> [WHAT YOU NEED TO DO]: Copy out every line in which the string "sentences" occurs.

[start]

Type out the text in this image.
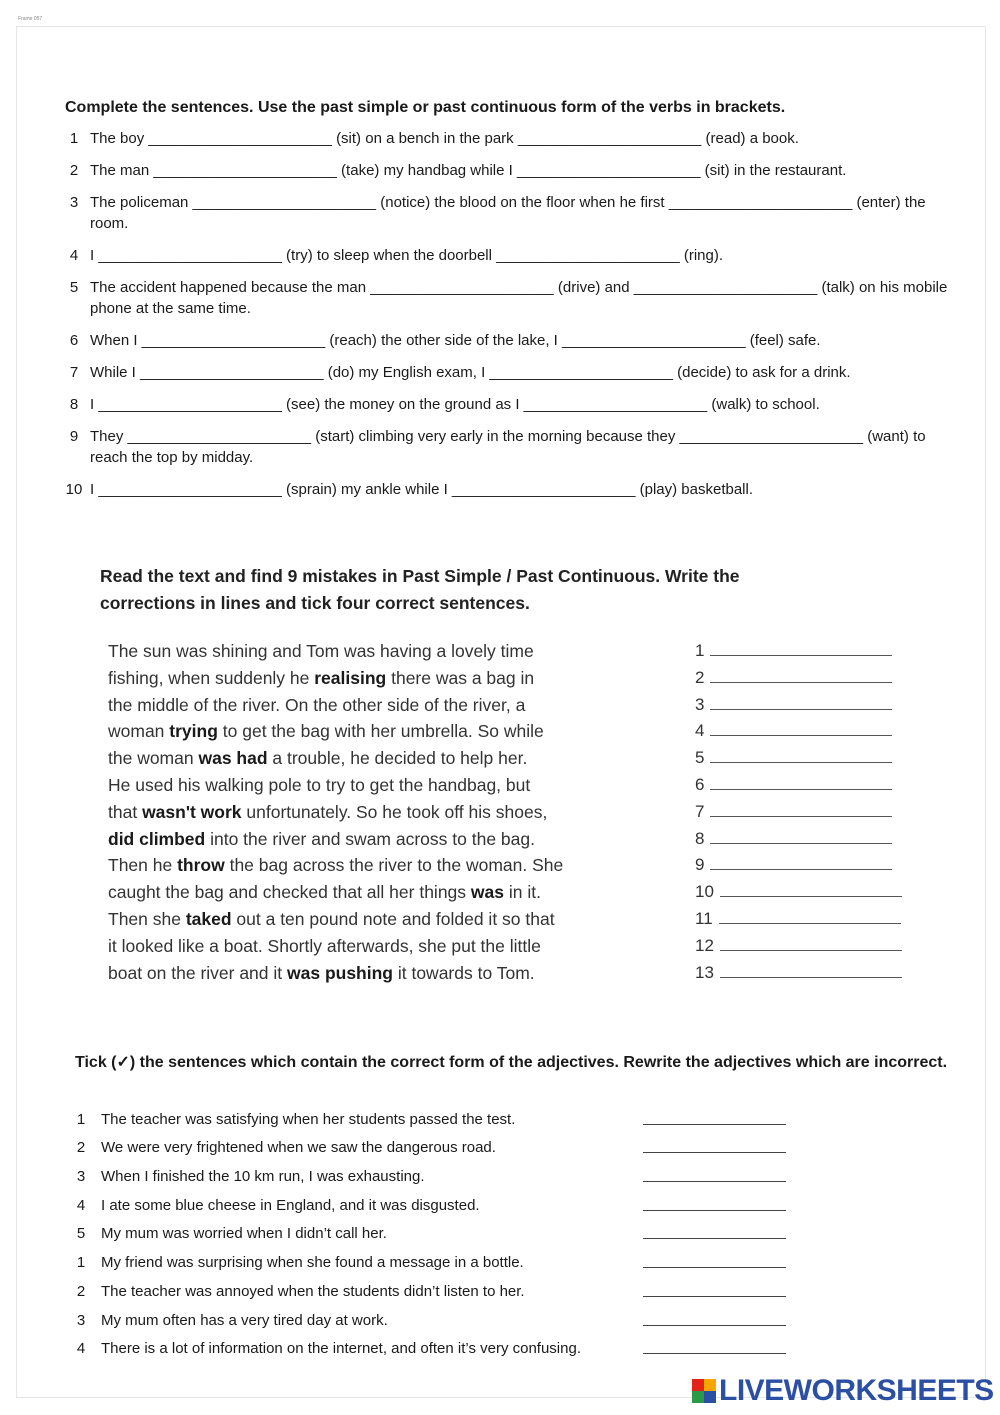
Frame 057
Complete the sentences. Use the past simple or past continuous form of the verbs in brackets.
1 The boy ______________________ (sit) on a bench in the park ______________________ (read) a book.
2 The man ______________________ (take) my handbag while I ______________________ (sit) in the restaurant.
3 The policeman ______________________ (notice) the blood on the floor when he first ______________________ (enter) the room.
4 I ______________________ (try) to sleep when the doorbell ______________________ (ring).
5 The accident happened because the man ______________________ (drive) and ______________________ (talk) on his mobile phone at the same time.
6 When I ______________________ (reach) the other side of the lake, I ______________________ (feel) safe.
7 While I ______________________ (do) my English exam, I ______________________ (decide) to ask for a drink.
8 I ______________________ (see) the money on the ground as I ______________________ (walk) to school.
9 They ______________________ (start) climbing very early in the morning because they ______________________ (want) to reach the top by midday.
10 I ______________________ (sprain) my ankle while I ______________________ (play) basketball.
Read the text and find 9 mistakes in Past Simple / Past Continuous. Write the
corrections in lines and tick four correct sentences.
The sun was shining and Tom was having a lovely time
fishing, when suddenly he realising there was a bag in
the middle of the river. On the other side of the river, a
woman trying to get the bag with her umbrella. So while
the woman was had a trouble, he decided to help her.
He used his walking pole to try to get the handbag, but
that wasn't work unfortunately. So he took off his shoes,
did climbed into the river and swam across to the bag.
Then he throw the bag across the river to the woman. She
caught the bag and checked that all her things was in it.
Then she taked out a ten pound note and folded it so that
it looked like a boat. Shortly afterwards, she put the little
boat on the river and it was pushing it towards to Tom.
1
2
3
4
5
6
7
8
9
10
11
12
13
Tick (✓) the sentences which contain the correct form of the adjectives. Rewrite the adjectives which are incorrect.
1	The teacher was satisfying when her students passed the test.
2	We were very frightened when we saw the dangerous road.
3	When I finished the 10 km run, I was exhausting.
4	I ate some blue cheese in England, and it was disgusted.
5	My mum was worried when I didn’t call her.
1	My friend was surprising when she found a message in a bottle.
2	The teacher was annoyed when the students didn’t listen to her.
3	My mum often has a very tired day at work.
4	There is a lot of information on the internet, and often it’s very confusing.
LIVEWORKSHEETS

[end]

> [REPLY]:
Complete the sentences. Use the past simple or past continuous form of the verbs in brackets.
corrections in lines and tick four correct sentences.
Tick (✓) the sentences which contain the correct form of the adjectives. Rewrite the adjectives which are incorrect.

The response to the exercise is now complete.